## Task requirements
Scan the data. Collect each line that contains the word "resten".

## Source records
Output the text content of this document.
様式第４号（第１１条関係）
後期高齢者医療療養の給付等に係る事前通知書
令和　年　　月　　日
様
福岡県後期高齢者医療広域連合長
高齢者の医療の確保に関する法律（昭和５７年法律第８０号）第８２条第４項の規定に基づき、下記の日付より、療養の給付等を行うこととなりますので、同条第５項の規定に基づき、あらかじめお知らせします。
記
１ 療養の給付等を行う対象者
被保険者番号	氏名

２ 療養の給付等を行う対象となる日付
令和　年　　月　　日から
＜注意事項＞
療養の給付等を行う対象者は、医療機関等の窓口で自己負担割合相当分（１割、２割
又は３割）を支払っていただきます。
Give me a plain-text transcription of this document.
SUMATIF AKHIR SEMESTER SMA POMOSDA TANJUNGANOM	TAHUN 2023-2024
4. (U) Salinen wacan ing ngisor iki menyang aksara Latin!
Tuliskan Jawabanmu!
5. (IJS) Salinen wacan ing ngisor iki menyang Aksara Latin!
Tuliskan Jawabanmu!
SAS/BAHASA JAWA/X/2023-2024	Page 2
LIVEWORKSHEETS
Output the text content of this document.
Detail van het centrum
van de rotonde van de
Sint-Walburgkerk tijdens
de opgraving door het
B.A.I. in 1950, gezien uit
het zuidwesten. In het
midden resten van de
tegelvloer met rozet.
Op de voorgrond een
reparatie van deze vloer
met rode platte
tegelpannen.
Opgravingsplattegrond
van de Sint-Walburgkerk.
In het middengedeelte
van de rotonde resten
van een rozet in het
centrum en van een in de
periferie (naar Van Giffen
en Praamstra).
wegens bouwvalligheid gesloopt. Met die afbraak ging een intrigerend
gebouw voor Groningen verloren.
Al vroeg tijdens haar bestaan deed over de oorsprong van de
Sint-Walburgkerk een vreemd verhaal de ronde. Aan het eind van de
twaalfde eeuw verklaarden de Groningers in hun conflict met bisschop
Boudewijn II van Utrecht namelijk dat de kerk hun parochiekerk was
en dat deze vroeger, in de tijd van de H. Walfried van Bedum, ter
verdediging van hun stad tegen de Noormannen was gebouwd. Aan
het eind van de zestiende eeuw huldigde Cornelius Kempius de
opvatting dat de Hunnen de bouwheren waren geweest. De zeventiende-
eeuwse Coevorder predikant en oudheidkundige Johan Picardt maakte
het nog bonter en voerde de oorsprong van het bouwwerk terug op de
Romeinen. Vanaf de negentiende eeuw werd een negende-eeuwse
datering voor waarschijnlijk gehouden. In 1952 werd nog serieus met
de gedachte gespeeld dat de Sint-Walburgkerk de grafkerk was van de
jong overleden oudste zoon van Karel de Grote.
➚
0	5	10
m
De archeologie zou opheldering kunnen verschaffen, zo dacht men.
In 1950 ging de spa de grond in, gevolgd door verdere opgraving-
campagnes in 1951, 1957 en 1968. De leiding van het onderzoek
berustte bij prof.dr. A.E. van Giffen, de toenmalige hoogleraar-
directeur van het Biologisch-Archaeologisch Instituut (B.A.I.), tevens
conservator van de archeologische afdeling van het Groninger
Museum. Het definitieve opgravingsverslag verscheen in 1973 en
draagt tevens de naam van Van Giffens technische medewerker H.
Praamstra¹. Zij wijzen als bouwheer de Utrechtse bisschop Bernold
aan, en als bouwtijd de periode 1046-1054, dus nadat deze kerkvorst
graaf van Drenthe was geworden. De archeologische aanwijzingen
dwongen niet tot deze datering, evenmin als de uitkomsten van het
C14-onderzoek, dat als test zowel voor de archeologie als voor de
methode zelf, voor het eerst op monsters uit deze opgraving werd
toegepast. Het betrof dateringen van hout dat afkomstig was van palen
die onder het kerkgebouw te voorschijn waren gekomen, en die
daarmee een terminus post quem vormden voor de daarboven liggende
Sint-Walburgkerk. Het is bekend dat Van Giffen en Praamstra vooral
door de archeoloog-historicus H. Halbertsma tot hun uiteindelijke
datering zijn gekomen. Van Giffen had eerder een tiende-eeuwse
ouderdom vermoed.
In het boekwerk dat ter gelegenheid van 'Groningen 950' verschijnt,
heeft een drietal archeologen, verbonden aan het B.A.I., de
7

## Answer to the problem
midden resten van de
van de rotonde resten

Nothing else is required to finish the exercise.